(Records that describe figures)
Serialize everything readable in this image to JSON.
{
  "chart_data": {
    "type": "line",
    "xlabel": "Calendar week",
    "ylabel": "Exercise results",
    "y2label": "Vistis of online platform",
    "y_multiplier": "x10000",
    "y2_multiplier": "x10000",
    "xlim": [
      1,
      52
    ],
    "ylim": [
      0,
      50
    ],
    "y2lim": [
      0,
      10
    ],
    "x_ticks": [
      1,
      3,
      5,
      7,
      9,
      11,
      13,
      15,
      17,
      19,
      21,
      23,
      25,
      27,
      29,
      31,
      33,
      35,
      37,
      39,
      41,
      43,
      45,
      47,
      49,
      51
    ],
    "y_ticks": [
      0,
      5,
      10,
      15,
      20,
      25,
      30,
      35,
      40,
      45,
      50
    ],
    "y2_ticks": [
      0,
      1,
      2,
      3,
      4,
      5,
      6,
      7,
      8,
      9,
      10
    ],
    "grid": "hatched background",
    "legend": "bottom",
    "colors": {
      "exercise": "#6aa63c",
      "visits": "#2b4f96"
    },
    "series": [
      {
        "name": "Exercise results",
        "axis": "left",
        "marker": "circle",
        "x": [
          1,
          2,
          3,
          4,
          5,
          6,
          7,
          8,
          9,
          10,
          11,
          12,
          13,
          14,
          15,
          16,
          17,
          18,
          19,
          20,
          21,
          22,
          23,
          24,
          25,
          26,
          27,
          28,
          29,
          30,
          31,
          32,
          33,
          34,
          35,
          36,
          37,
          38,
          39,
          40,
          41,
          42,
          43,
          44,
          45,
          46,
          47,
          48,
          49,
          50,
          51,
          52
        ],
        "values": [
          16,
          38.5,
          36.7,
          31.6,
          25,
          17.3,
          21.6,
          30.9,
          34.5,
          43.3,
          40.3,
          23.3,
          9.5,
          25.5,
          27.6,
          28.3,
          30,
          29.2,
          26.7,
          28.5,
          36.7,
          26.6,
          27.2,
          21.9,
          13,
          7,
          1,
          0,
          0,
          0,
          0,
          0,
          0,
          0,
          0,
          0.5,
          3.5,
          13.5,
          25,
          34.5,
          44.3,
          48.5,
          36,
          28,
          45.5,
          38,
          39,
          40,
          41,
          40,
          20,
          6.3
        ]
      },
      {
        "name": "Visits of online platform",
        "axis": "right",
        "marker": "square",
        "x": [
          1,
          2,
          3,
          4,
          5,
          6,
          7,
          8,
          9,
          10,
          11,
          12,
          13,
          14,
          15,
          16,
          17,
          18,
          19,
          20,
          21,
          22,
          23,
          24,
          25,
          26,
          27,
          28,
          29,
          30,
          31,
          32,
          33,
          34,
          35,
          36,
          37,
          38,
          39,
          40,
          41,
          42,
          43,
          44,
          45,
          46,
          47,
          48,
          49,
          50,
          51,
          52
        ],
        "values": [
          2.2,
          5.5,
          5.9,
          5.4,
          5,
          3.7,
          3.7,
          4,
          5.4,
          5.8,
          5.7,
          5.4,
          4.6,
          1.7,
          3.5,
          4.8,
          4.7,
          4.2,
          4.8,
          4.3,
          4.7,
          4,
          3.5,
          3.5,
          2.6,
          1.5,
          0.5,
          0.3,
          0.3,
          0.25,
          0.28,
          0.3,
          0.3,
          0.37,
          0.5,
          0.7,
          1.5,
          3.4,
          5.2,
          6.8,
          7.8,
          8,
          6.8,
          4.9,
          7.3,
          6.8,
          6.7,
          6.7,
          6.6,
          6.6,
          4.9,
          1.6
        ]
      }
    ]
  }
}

- **Short exercise**
Set out the complete listing exactly as shown.

- **Answer below**
Serialize everything readable in this image to JSON.
{
  "chart_data": {
    "type": "line",
    "xlabel": "Calendar week",
    "ylabel": "Exercise results",
    "y2label": "Vistis of online platform",
    "y_multiplier": "x10000",
    "y2_multiplier": "x10000",
    "xlim": [
      1,
      52
    ],
    "ylim": [
      0,
      50
    ],
    "y2lim": [
      0,
      10
    ],
    "x_ticks": [
      1,
      3,
      5,
      7,
      9,
      11,
      13,
      15,
      17,
      19,
      21,
      23,
      25,
      27,
      29,
      31,
      33,
      35,
      37,
      39,
      41,
      43,
      45,
      47,
      49,
      51
    ],
    "y_ticks": [
      0,
      5,
      10,
      15,
      20,
      25,
      30,
      35,
      40,
      45,
      50
    ],
    "y2_ticks": [
      0,
      1,
      2,
      3,
      4,
      5,
      6,
      7,
      8,
      9,
      10
    ],
    "grid": "hatched background",
    "legend": "bottom",
    "colors": {
      "exercise": "#6aa63c",
      "visits": "#2b4f96"
    },
    "series": [
      {
        "name": "Exercise results",
        "axis": "left",
        "marker": "circle",
        "x": [
          1,
          2,
          3,
          4,
          5,
          6,
          7,
          8,
          9,
          10,
          11,
          12,
          13,
          14,
          15,
          16,
          17,
          18,
          19,
          20,
          21,
          22,
          23,
          24,
          25,
          26,
          27,
          28,
          29,
          30,
          31,
          32,
          33,
          34,
          35,
          36,
          37,
          38,
          39,
          40,
          41,
          42,
          43,
          44,
          45,
          46,
          47,
          48,
          49,
          50,
          51,
          52
        ],
        "values": [
          16,
          38.5,
          36.7,
          31.6,
          25,
          17.3,
          21.6,
          30.9,
          34.5,
          43.3,
          40.3,
          23.3,
          9.5,
          25.5,
          27.6,
          28.3,
          30,
          29.2,
          26.7,
          28.5,
          36.7,
          26.6,
          27.2,
          21.9,
          13,
          7,
          1,
          0,
          0,
          0,
          0,
          0,
          0,
          0,
          0,
          0.5,
          3.5,
          13.5,
          25,
          34.5,
          44.3,
          48.5,
          36,
          28,
          45.5,
          38,
          39,
          40,
          41,
          40,
          20,
          6.3
        ]
      },
      {
        "name": "Visits of online platform",
        "axis": "right",
        "marker": "square",
        "x": [
          1,
          2,
          3,
          4,
          5,
          6,
          7,
          8,
          9,
          10,
          11,
          12,
          13,
          14,
          15,
          16,
          17,
          18,
          19,
          20,
          21,
          22,
          23,
          24,
          25,
          26,
          27,
          28,
          29,
          30,
          31,
          32,
          33,
          34,
          35,
          36,
          37,
          38,
          39,
          40,
          41,
          42,
          43,
          44,
          45,
          46,
          47,
          48,
          49,
          50,
          51,
          52
        ],
        "values": [
          2.2,
          5.5,
          5.9,
          5.4,
          5,
          3.7,
          3.7,
          4,
          5.4,
          5.8,
          5.7,
          5.4,
          4.6,
          1.7,
          3.5,
          4.8,
          4.7,
          4.2,
          4.8,
          4.3,
          4.7,
          4,
          3.5,
          3.5,
          2.6,
          1.5,
          0.5,
          0.3,
          0.3,
          0.25,
          0.28,
          0.3,
          0.3,
          0.37,
          0.5,
          0.7,
          1.5,
          3.4,
          5.2,
          6.8,
          7.8,
          8,
          6.8,
          4.9,
          7.3,
          6.8,
          6.7,
          6.7,
          6.6,
          6.6,
          4.9,
          1.6
        ]
      }
    ]
  }
}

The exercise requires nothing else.